→ PETUNJUK TUGAS
(1) Menurut kutipan tentang agama, di mana identitas agama senantiasa dicantumkan?
(2) Tulis ulang bagian kutipan tentang agama dari "Tidak dapat dipungkiri" sampai "kemajuan iptek modern." dan ganti "iptek" dengan "teknologi".
(3) Sebutkan semua ungkapan yang diapit tanda kutip dalam kutipan tentang agama.

Tidak dapat dipungkiri bahwa pada zaman modern seperti
sekarang ini sebagaian orang membenci bahkan mencaci agama karena disinyalir
sebagai pemicu bahkan sumber pertikaian,
dan dalam eksistensinya pun telah tersaingi oleh kemajuan iptek modern.
Meskipun demikian, senyatanya penduduk dunia masih tetap memerlukan agama dan
meyakini adanya Tuhan. Terlebih di Indonesia, di mana Negara tidak memberikan
ruang gerak pada warganya untuk tidak
beragama dan tidak percaya pada Tuhan. Orang bebas untuk memilih agama, tetapi
tidak bebas untuk tidak beragama sehingga identitas agama senantiasa
dicantumkan dalam tanda pengenal penduduk atau dalam dokumen lainnya.
Terlepas adanya interpretasi akan adanya berbagai
pendapat dan sikap orang terhadap agama, yang jelas peranan agama dalam
perkembangan dewasa ini masih tetap hidup dan tradisi yang dilahirkannya terus
dijaga dan dibela oleh pemeluknya dari zaman ke zaman. Bahkan tidak sedikit ada
yang membela dengan cara “mengangkat pedang dan menanam bom”. Berangkat dari
pernyataan tersebut, peran dan fungsi agama menjadi kerdil bahkan tidak sejalan
dengan cita-cita awal agama itu sendiri untuk memberikan kedamaian dan ketenangan
batin bagi setiap pemeluknya. Seolah-olah agama menjadi senjata bagi mereka
untuk melakukan gerakan-gerakan dakwah yang sifatnya memaksakan ummat lain
untuk ikut dan taat pada agama yang dianutnya. Hal semacam ini didasari dengan
dalih semangat “jihad” atau tegaknya “kerajaan Tuhan” di muka bumi, dengan
adanya sikap seperti itu merupakan sikap eksklusif[3]
dalam beragama.

→ Catatan wilayah tata letak

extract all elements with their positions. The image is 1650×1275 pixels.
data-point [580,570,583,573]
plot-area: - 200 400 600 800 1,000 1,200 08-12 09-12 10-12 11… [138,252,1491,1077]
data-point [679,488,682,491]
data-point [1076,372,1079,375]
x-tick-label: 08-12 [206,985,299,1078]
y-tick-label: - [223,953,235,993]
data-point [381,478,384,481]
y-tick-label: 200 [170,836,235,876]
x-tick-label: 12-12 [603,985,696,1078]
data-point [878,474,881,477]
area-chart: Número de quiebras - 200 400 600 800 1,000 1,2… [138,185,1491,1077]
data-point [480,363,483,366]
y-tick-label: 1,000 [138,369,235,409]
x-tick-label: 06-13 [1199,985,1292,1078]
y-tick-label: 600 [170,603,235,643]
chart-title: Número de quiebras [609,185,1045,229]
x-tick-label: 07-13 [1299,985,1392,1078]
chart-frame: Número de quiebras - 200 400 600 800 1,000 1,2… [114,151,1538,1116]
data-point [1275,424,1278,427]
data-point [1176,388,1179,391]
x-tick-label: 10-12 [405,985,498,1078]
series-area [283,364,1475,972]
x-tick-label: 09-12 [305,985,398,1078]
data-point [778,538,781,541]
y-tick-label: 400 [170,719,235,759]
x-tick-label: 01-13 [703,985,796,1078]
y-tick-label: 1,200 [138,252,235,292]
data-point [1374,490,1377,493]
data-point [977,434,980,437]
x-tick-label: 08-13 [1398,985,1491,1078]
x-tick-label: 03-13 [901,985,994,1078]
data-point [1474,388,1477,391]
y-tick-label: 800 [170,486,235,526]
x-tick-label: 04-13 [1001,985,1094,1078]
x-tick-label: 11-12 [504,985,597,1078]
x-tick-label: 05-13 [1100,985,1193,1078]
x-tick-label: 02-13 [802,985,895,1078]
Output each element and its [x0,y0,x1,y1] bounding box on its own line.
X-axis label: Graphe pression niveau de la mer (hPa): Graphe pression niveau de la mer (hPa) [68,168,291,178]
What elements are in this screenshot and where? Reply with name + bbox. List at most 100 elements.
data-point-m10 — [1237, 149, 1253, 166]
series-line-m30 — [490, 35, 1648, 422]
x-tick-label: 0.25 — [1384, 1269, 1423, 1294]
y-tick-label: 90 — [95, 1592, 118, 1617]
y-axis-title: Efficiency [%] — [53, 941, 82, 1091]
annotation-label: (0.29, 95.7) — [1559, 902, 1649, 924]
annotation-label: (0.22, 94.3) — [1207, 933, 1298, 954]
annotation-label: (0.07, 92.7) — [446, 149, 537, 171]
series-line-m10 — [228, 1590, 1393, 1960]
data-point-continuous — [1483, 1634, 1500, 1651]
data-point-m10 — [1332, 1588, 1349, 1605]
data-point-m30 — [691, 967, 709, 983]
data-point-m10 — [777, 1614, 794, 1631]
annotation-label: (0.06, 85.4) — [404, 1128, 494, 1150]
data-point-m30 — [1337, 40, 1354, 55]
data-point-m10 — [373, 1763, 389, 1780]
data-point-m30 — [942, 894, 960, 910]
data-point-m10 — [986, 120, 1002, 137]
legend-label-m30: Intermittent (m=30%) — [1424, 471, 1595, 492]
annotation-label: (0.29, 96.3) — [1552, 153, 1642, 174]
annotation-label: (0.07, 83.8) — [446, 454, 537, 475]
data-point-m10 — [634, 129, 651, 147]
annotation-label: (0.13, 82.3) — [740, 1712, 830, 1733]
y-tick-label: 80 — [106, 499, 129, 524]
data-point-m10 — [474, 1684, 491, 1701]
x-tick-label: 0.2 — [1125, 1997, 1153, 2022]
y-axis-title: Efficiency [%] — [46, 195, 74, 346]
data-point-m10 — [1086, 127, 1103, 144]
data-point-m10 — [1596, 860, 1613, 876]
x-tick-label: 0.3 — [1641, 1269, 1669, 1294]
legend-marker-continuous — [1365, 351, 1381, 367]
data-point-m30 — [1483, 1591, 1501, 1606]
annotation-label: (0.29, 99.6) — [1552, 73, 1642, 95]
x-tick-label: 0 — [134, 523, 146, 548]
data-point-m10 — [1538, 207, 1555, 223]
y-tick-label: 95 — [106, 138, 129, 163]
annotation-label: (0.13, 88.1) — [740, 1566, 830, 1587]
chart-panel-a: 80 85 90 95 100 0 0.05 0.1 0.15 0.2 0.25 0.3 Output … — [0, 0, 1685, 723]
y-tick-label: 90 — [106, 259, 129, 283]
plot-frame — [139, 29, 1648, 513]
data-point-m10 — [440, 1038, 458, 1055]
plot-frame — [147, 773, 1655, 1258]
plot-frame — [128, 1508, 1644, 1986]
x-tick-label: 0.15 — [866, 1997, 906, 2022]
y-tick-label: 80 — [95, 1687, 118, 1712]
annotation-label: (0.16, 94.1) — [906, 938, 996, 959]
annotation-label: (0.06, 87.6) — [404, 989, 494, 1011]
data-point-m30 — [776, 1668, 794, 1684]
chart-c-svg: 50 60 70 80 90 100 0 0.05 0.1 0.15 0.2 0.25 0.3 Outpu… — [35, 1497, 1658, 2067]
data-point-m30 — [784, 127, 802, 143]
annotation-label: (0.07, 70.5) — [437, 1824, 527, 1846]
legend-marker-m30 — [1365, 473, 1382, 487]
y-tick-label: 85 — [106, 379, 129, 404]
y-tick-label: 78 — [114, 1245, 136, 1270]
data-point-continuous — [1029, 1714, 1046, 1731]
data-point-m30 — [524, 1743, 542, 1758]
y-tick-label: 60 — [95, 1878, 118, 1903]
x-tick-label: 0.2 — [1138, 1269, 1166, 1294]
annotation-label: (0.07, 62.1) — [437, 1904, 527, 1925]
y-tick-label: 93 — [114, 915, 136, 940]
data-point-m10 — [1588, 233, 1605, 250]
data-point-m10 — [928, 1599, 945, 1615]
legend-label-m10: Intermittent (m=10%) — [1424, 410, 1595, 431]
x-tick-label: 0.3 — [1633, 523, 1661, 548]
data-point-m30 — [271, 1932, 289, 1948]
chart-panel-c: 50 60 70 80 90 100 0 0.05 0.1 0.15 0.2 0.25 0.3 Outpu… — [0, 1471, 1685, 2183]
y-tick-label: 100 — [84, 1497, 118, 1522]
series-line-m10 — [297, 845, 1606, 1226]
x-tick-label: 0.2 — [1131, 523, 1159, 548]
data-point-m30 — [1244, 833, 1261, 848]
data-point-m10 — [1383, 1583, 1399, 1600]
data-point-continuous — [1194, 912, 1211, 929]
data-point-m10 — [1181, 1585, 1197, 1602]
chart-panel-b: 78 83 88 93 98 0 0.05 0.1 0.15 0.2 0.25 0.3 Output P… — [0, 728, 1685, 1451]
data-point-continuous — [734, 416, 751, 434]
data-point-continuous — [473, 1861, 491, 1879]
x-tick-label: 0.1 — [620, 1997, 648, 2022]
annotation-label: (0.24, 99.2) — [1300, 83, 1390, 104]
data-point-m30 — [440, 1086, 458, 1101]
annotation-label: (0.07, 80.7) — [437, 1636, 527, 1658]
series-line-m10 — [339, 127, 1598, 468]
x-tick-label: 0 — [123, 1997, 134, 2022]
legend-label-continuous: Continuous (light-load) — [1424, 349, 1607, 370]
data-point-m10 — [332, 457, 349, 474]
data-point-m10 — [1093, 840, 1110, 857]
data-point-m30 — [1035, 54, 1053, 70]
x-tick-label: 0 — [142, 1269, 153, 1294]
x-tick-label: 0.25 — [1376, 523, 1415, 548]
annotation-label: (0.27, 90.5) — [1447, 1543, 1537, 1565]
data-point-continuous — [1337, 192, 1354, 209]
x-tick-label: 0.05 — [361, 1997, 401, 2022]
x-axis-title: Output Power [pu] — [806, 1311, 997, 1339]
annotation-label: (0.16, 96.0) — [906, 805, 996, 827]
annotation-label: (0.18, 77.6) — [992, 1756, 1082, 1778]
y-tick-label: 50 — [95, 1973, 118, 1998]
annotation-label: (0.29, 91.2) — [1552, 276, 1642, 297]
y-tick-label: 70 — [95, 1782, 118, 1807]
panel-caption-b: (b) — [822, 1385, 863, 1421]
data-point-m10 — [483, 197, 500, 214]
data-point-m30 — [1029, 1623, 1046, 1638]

→ DAFTAR JAWABAN
(1) Dalam tanda pengenal penduduk atau dalam dokumen lainnya.

(2)
Tidak dapat dipungkiri bahwa pada zaman modern seperti
sekarang ini sebagaian orang membenci bahkan mencaci agama karena disinyalir
sebagai pemicu bahkan sumber pertikaian,
dan dalam eksistensinya pun telah tersaingi oleh kemajuan teknologi modern.

(3) “mengangkat pedang dan menanam bom”, “jihad”, “kerajaan Tuhan”